* start Recorded information *

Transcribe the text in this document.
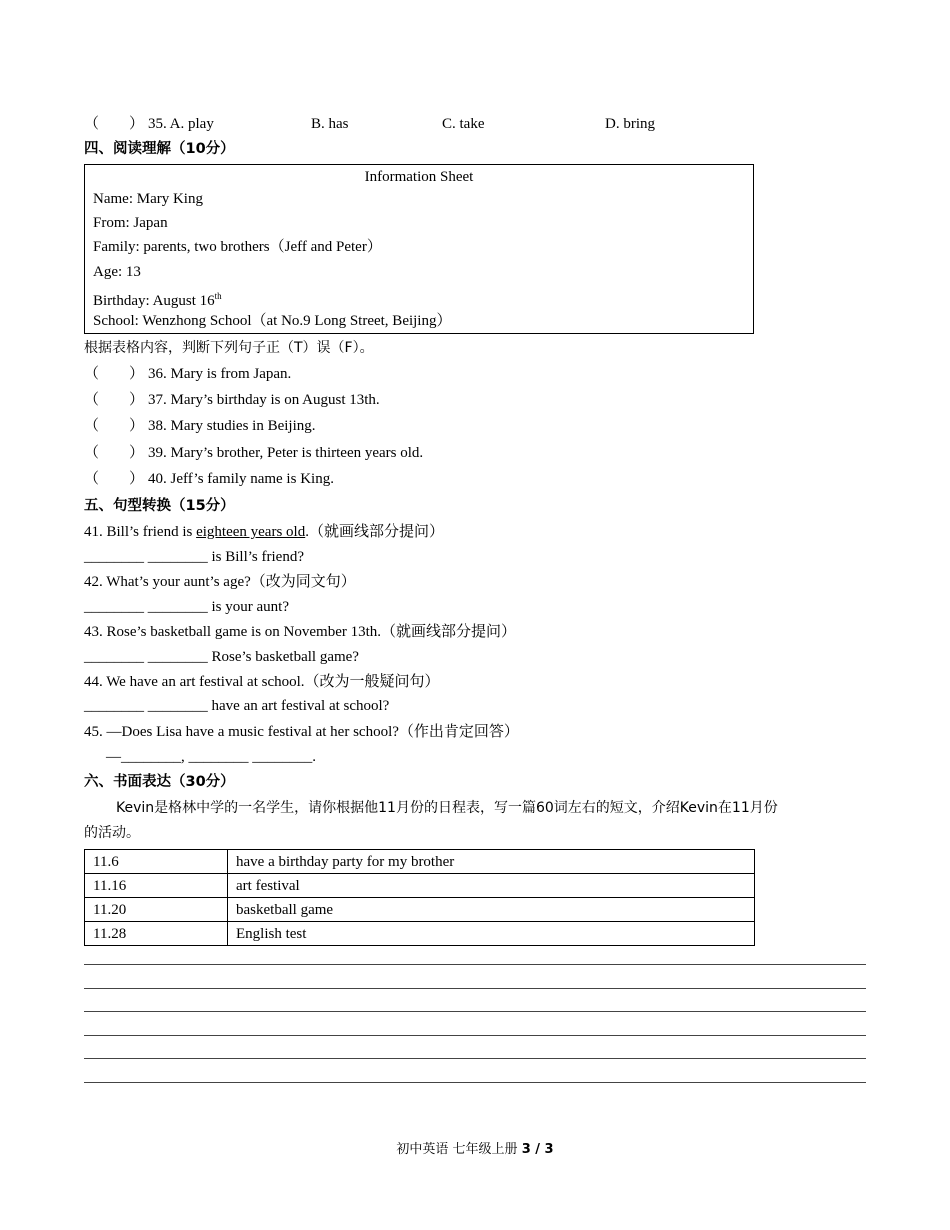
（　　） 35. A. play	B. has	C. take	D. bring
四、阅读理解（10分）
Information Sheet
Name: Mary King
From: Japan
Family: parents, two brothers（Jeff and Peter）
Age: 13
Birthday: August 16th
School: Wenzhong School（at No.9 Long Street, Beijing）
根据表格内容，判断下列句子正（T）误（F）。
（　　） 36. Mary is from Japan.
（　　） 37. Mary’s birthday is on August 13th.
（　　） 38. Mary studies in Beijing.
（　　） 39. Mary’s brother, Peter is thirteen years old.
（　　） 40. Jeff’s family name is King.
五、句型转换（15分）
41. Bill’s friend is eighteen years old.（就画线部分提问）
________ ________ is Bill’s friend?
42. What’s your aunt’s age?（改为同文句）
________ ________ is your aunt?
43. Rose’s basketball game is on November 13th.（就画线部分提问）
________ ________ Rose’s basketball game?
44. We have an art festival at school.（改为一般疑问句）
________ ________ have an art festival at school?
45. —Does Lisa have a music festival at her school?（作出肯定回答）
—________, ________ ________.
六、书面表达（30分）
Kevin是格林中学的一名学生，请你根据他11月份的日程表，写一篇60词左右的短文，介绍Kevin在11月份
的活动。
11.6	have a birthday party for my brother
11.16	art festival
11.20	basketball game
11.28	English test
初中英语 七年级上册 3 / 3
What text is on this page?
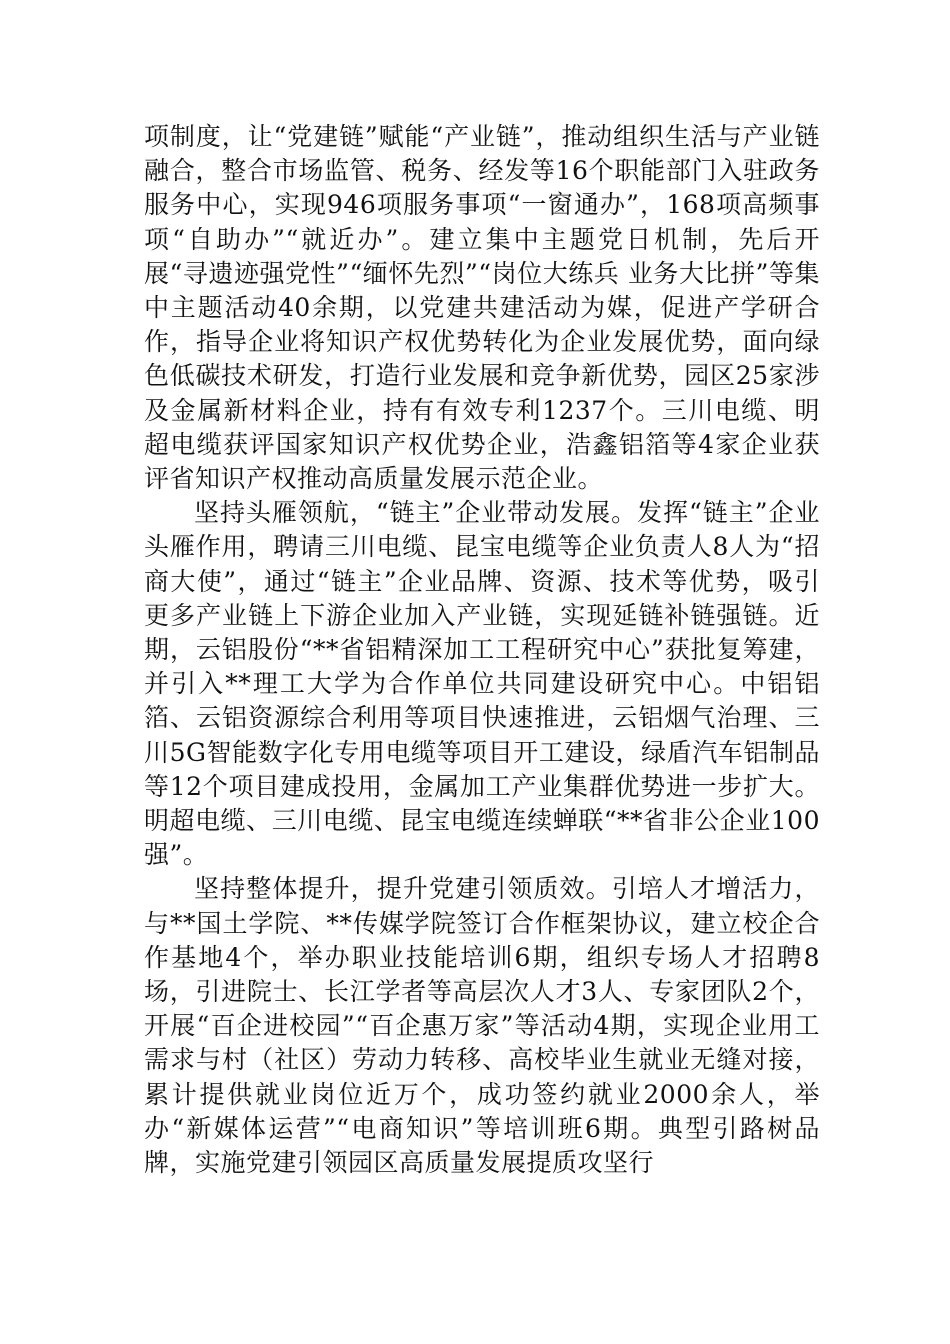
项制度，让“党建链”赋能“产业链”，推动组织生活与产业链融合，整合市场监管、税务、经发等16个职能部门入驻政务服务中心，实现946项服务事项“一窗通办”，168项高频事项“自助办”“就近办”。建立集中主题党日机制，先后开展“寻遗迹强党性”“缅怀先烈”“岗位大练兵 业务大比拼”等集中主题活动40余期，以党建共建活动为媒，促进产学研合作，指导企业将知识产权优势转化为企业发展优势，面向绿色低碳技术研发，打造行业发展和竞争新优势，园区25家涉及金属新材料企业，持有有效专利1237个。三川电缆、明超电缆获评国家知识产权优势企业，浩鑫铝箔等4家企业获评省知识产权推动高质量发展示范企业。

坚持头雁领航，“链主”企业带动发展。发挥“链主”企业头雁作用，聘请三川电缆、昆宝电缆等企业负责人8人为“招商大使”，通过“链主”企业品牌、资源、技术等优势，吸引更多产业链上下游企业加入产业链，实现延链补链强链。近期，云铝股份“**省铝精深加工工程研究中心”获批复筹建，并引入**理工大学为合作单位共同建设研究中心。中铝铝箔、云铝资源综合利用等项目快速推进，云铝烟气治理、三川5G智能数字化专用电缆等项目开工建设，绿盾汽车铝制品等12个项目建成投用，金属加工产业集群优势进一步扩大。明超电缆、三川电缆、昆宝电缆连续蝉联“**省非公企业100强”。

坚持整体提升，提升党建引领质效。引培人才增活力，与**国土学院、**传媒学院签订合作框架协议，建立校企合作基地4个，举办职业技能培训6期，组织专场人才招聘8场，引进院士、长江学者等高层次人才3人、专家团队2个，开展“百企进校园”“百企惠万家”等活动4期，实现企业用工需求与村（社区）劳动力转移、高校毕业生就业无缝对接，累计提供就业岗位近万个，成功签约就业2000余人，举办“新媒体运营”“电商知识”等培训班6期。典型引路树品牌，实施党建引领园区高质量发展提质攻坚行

* end Recorded information *

Task requirements -> Look back over the material above and state how many lines hold the word "text". Write the number and nothing else.

Exercise solution -> 2